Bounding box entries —

----

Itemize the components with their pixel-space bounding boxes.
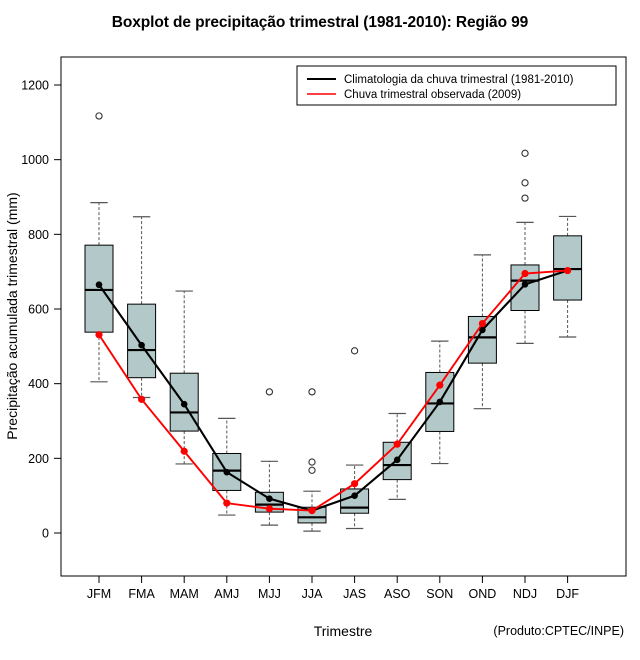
y-tick-label: 400 (28, 377, 49, 391)
series-marker (351, 492, 358, 499)
series-marker (95, 281, 103, 289)
x-axis-title: Trimestre (314, 623, 373, 639)
outlier-point (350, 347, 359, 355)
legend-label-climatology: Climatologia da chuva trimestral (1981-2… (344, 74, 574, 86)
series-marker (308, 507, 316, 515)
y-axis-title: Precipitação acumulada trimestral (mm) (4, 192, 20, 439)
producer-annotation: (Produto:CPTEC/INPE) (493, 624, 624, 638)
x-tick-label-ond: OND (469, 587, 497, 601)
outlier-point (308, 466, 316, 474)
legend-label-observed: Chuva trimestral observada (2009) (344, 89, 521, 101)
series-marker (564, 266, 572, 275)
series-marker (223, 468, 231, 476)
y-tick-label: 0 (42, 527, 49, 541)
boxplot-aso (382, 412, 412, 500)
y-tick-label: 1200 (21, 79, 49, 93)
series-marker (478, 319, 486, 328)
x-tick-label-amj: AMJ (214, 587, 239, 601)
plot-frame (60, 56, 627, 577)
x-tick-label-fma: FMA (128, 587, 155, 601)
outlier-point (308, 458, 316, 466)
y-tick-label: 200 (28, 452, 49, 466)
series-marker (393, 456, 401, 464)
series-marker (521, 281, 529, 288)
legend-frame (296, 65, 617, 106)
outlier-point (95, 112, 103, 120)
series-marker (138, 341, 145, 349)
y-axis: 0 200 400 600 800 1000 1200 (21, 79, 61, 541)
x-tick-label-djf: DJF (556, 587, 579, 601)
box-iqr (84, 244, 114, 333)
series-marker (180, 447, 188, 455)
legend: Climatologia da chuva trimestral (1981-2… (296, 65, 617, 106)
boxplot-ndj (510, 149, 540, 344)
y-tick-label: 600 (28, 303, 49, 317)
x-axis: JFM FMA MAM AMJ MJJ JJA JAS ASO SON OND NDJ DJF (87, 576, 579, 601)
page-title: Boxplot de precipitação trimestral (1981… (111, 14, 529, 31)
x-tick-label-mam: MAM (170, 587, 199, 601)
series-marker (95, 331, 103, 339)
box-iqr (127, 303, 157, 379)
series-marker (436, 381, 444, 389)
x-tick-label-ndj: NDJ (513, 587, 537, 601)
outlier-point (521, 149, 529, 157)
series-marker (223, 499, 231, 507)
x-tick-label-mjj: MJJ (258, 587, 281, 601)
x-tick-label-aso: ASO (384, 587, 411, 601)
series-line (98, 269, 568, 512)
y-tick-label: 1000 (21, 153, 49, 167)
series-marker (266, 495, 273, 502)
x-tick-label-jja: JJA (302, 587, 324, 601)
x-tick-label-son: SON (426, 587, 453, 601)
line-series (95, 266, 572, 515)
series-marker (180, 400, 188, 408)
series-marker (265, 505, 273, 513)
x-tick-label-jfm: JFM (87, 587, 111, 601)
outlier-point (521, 179, 529, 187)
series-marker (479, 326, 486, 334)
boxplot-djf (553, 215, 583, 338)
series-line (98, 269, 568, 512)
x-tick-label-jas: JAS (343, 587, 366, 601)
boxplot-fma (127, 216, 157, 399)
series-marker (138, 395, 146, 403)
outlier-point (308, 388, 316, 396)
outlier-point (265, 388, 274, 396)
outlier-point (521, 194, 529, 202)
boxplot-jas (340, 347, 370, 530)
series-marker (436, 398, 444, 406)
series-observed (95, 266, 572, 515)
series-marker (351, 480, 359, 488)
boxplot-series (84, 112, 583, 532)
series-marker (393, 440, 401, 448)
boxplot-mjj (254, 388, 284, 526)
y-tick-label: 800 (28, 228, 49, 242)
boxplot-jfm (84, 112, 114, 383)
series-marker (521, 269, 529, 278)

----

Direction —
Put every line of the records above into a JSON list of strings, one string per line, leaving out blank lines and the pictures.

Full response —
[
  "Itemize the components with their pixel-space bounding boxes.",
  "y-tick-label: 400 (28, 377, 49, 391)",
  "series-marker (351, 492, 358, 499)",
  "series-marker (95, 281, 103, 289)",
  "x-axis-title: Trimestre (314, 623, 373, 639)",
  "outlier-point (350, 347, 359, 355)",
  "legend-label-climatology: Climatologia da chuva trimestral (1981-2… (344, 74, 574, 86)",
  "series-marker (308, 507, 316, 515)",
  "y-axis-title: Precipitação acumulada trimestral (mm) (4, 192, 20, 439)",
  "producer-annotation: (Produto:CPTEC/INPE) (493, 624, 624, 638)",
  "x-tick-label-ond: OND (469, 587, 497, 601)",
  "outlier-point (308, 466, 316, 474)",
  "legend-label-observed: Chuva trimestral observada (2009) (344, 89, 521, 101)",
  "series-marker (564, 266, 572, 275)",
  "series-marker (223, 468, 231, 476)",
  "y-tick-label: 0 (42, 527, 49, 541)",
  "boxplot-aso (382, 412, 412, 500)",
  "y-tick-label: 1200 (21, 79, 49, 93)",
  "series-marker (478, 319, 486, 328)",
  "x-tick-label-amj: AMJ (214, 587, 239, 601)",
  "plot-frame (60, 56, 627, 577)",
  "x-tick-label-fma: FMA (128, 587, 155, 601)",
  "outlier-point (308, 458, 316, 466)",
  "y-tick-label: 200 (28, 452, 49, 466)",
  "series-marker (393, 456, 401, 464)",
  "series-marker (521, 281, 529, 288)",
  "legend-frame (296, 65, 617, 106)",
  "outlier-point (95, 112, 103, 120)",
  "series-marker (138, 341, 145, 349)",
  "y-axis: 0 200 400 600 800 1000 1200 (21, 79, 61, 541)",
  "x-tick-label-djf: DJF (556, 587, 579, 601)",
  "box-iqr (84, 244, 114, 333)",
  "series-marker (180, 447, 188, 455)",
  "legend: Climatologia da chuva trimestral (1981-2… (296, 65, 617, 106)",
  "boxplot-ndj (510, 149, 540, 344)",
  "y-tick-label: 600 (28, 303, 49, 317)",
  "x-axis: JFM FMA MAM AMJ MJJ JJA JAS ASO SON OND NDJ DJF (87, 576, 579, 601)",
  "page-title: Boxplot de precipitação trimestral (1981… (111, 14, 529, 31)",
  "x-tick-label-mam: MAM (170, 587, 199, 601)",
  "series-marker (95, 331, 103, 339)",
  "box-iqr (127, 303, 157, 379)",
  "series-marker (436, 381, 444, 389)",
  "x-tick-label-ndj: NDJ (513, 587, 537, 601)",
  "outlier-point (521, 149, 529, 157)",
  "series-marker (223, 499, 231, 507)",
  "x-tick-label-mjj: MJJ (258, 587, 281, 601)",
  "x-tick-label-aso: ASO (384, 587, 411, 601)",
  "series-line (98, 269, 568, 512)",
  "y-tick-label: 1000 (21, 153, 49, 167)",
  "series-marker (266, 495, 273, 502)",
  "x-tick-label-jja: JJA (302, 587, 324, 601)",
  "x-tick-label-son: SON (426, 587, 453, 601)",
  "line-series (95, 266, 572, 515)",
  "series-marker (180, 400, 188, 408)",
  "series-marker (265, 505, 273, 513)",
  "x-tick-label-jfm: JFM (87, 587, 111, 601)",
  "outlier-point (521, 179, 529, 187)",
  "series-marker (479, 326, 486, 334)",
  "boxplot-djf (553, 215, 583, 338)",
  "series-line (98, 269, 568, 512)",
  "x-tick-label-jas: JAS (343, 587, 366, 601)",
  "boxplot-fma (127, 216, 157, 399)",
  "series-marker (138, 395, 146, 403)",
  "outlier-point (308, 388, 316, 396)",
  "outlier-point (265, 388, 274, 396)",
  "outlier-point (521, 194, 529, 202)",
  "boxplot-jas (340, 347, 370, 530)",
  "series-marker (436, 398, 444, 406)",
  "series-observed (95, 266, 572, 515)",
  "series-marker (351, 480, 359, 488)",
  "boxplot-series (84, 112, 583, 532)",
  "series-marker (393, 440, 401, 448)",
  "boxplot-mjj (254, 388, 284, 526)",
  "y-tick-label: 800 (28, 228, 49, 242)",
  "boxplot-jfm (84, 112, 114, 383)",
  "series-marker (521, 269, 529, 278)"
]